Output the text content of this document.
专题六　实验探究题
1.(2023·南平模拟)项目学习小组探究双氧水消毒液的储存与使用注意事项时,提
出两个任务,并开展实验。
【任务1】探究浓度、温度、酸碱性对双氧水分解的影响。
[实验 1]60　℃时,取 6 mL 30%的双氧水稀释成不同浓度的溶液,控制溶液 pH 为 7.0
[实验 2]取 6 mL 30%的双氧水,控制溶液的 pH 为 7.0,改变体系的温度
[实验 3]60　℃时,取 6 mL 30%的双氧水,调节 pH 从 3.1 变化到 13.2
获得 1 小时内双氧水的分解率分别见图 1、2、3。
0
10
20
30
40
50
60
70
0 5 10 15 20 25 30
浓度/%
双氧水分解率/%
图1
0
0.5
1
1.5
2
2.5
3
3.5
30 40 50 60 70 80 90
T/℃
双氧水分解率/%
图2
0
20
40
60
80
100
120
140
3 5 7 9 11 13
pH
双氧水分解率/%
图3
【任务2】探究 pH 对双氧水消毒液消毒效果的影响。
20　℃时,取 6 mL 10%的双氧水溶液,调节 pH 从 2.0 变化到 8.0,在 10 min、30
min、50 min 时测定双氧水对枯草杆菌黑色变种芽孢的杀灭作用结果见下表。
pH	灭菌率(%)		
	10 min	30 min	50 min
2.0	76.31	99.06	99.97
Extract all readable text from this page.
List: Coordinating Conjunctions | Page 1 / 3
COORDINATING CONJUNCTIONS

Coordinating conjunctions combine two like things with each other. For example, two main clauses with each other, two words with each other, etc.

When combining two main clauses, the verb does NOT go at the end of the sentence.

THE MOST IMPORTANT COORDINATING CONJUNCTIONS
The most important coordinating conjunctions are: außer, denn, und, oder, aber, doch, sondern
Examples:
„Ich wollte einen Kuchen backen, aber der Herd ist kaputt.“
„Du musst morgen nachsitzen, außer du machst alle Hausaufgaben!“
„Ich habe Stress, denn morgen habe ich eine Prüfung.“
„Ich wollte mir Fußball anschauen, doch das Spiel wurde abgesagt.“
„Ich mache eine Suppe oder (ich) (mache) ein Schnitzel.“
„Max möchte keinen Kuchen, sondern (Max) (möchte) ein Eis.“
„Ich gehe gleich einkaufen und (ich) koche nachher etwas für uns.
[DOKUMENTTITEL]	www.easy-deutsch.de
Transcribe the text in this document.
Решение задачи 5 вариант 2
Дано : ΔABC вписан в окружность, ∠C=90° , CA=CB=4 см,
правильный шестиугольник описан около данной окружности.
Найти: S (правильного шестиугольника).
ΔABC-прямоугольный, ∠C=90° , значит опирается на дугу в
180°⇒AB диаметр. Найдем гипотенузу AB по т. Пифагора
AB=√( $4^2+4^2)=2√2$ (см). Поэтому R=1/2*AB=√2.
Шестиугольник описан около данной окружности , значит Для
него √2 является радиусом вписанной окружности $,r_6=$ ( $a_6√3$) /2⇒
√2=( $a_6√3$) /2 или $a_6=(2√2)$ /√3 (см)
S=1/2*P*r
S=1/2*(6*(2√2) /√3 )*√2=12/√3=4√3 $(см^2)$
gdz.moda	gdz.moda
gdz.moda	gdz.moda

# # #

Find the lines above that contain the word "clauses" and collect them.

**Solved problem:**
Coordinating conjunctions combine two like things with each other. For example, two main clauses with each other, two words with each other, etc.
When combining two main clauses, the verb does NOT go at the end of the sentence.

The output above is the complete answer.